(Lines of data)
★ ★ ★ ★
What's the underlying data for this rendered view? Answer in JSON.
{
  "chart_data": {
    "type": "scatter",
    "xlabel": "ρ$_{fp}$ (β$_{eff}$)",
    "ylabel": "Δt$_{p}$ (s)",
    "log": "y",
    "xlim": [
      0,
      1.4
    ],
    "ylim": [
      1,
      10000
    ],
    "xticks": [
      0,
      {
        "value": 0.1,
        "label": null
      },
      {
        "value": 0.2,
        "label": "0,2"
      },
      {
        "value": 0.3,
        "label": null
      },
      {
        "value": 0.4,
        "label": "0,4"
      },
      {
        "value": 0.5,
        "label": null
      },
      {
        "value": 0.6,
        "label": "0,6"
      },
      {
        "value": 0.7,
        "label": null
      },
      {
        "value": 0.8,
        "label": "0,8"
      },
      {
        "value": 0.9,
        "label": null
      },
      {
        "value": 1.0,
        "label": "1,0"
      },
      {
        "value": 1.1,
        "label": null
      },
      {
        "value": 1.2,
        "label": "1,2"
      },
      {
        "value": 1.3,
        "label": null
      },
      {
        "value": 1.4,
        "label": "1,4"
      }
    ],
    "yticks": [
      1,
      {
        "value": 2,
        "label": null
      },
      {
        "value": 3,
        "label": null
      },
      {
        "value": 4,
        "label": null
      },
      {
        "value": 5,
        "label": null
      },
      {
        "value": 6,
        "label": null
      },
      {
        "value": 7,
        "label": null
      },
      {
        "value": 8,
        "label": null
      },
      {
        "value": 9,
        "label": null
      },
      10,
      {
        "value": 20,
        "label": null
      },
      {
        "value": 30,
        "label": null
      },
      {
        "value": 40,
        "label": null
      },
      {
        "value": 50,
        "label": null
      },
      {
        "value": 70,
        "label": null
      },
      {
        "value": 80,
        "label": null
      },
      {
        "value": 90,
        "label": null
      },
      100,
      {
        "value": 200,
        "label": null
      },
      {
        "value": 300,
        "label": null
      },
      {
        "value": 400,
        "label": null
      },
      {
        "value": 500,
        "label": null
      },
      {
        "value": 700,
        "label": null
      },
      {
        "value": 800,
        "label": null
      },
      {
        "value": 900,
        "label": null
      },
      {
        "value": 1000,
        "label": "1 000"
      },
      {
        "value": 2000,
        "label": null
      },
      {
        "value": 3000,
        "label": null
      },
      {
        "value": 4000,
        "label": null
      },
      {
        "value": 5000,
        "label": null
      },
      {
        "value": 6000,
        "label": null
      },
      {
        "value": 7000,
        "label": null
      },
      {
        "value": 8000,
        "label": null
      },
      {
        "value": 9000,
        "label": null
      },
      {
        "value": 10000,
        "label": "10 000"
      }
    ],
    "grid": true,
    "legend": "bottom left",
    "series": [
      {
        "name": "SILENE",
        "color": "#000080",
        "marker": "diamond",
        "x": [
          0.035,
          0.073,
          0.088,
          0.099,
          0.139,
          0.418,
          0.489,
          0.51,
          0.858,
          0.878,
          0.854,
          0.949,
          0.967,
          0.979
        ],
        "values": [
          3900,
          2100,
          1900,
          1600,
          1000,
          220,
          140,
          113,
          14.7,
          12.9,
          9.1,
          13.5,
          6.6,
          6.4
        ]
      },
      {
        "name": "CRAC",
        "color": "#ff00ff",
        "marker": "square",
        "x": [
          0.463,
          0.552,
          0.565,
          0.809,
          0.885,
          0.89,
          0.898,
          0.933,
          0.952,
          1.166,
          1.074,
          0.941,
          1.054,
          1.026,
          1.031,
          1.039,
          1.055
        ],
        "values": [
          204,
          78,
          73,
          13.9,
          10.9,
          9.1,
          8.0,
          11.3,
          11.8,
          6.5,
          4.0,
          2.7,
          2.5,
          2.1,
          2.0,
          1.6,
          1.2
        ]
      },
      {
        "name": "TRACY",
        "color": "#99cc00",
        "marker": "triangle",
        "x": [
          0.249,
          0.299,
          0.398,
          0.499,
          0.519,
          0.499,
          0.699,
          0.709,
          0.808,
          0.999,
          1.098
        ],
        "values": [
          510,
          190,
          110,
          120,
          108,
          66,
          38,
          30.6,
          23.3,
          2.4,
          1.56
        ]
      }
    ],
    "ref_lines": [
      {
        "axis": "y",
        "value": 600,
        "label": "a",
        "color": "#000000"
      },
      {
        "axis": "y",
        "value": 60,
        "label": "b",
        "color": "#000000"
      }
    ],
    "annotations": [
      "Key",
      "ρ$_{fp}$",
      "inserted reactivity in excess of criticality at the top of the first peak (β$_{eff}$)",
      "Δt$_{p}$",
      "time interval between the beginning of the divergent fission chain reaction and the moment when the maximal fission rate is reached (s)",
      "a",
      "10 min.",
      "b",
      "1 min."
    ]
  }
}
★ ★ ★ ★
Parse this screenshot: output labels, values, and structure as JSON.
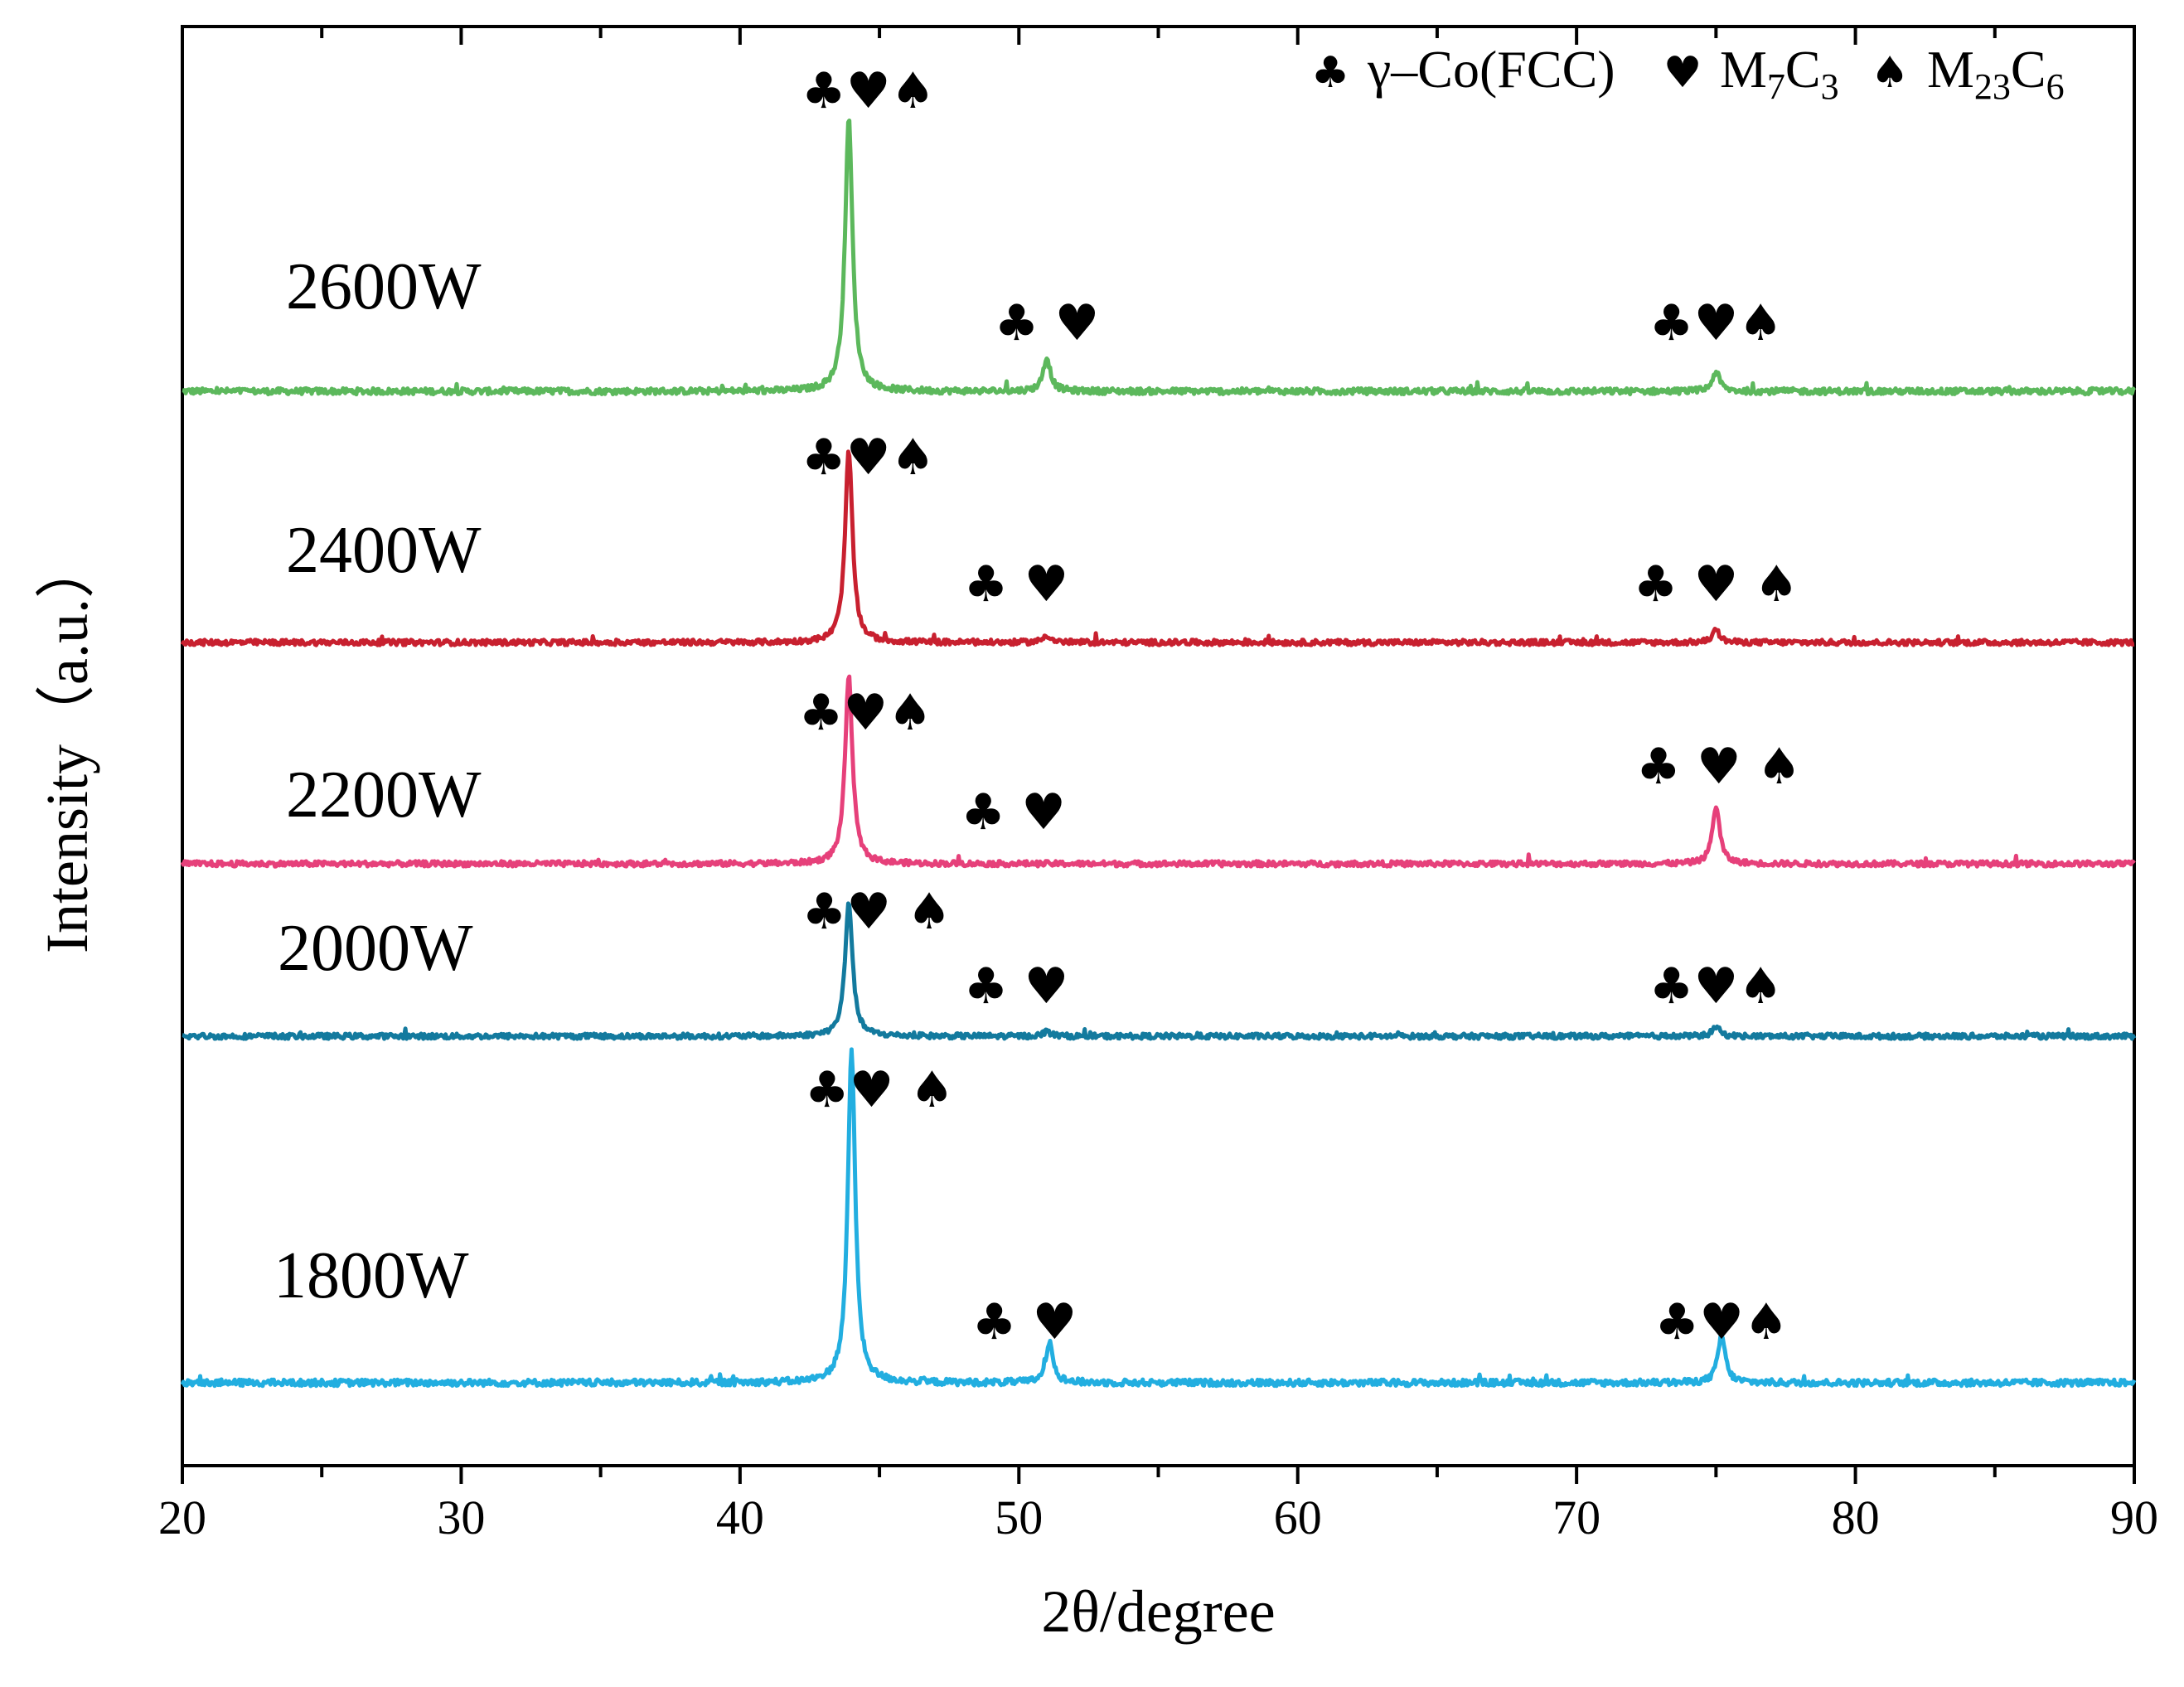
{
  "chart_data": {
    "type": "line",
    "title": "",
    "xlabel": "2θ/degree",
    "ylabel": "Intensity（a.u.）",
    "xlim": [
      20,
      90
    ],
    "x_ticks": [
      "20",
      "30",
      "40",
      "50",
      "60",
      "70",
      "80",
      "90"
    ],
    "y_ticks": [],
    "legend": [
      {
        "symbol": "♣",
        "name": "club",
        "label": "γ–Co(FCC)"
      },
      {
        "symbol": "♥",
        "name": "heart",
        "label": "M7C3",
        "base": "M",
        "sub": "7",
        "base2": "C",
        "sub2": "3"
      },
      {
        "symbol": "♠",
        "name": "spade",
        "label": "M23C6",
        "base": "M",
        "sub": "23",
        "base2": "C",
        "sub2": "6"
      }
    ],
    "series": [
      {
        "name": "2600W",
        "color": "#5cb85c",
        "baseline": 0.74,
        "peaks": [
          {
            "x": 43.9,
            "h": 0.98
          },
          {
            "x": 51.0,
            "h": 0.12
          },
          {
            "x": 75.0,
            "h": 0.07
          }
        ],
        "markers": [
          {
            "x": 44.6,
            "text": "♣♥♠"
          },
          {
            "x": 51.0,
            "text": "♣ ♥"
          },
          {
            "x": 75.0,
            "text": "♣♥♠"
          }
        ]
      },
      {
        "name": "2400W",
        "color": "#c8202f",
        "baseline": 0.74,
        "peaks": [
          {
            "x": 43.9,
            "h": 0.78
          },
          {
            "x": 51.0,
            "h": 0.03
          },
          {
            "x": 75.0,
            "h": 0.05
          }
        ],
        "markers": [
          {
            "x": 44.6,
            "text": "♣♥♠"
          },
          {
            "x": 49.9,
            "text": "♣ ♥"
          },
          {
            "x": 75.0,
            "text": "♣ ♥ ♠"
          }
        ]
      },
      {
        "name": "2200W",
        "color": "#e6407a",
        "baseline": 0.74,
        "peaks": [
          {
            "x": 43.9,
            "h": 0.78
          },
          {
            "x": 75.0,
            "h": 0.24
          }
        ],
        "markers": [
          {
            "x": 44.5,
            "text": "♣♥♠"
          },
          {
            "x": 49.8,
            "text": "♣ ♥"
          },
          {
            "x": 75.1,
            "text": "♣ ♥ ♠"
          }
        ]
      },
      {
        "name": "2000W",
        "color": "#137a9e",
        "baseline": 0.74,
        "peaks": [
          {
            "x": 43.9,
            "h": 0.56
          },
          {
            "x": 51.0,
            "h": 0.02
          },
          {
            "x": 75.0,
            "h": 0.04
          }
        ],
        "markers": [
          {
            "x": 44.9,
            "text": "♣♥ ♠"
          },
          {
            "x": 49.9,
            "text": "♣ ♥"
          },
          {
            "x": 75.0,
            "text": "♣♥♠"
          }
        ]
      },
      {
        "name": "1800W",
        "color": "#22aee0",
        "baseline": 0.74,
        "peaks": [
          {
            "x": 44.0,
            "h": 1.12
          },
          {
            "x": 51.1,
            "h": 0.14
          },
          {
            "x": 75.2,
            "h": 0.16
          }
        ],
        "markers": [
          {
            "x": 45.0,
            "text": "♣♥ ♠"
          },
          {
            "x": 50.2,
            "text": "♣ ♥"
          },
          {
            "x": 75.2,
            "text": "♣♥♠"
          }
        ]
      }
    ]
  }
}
★ ★ ★ ★
_Written instruction_
Find the word "color" in the entries, and copy every line it shows up in.

_Completed exercise_
        "color": "#000080",
        "color": "#ff00ff",
        "color": "#99cc00",
        "color": "#000000"
        "color": "#000000"
        "color": "#5cb85c",
        "color": "#c8202f",
        "color": "#e6407a",
        "color": "#137a9e",
        "color": "#22aee0",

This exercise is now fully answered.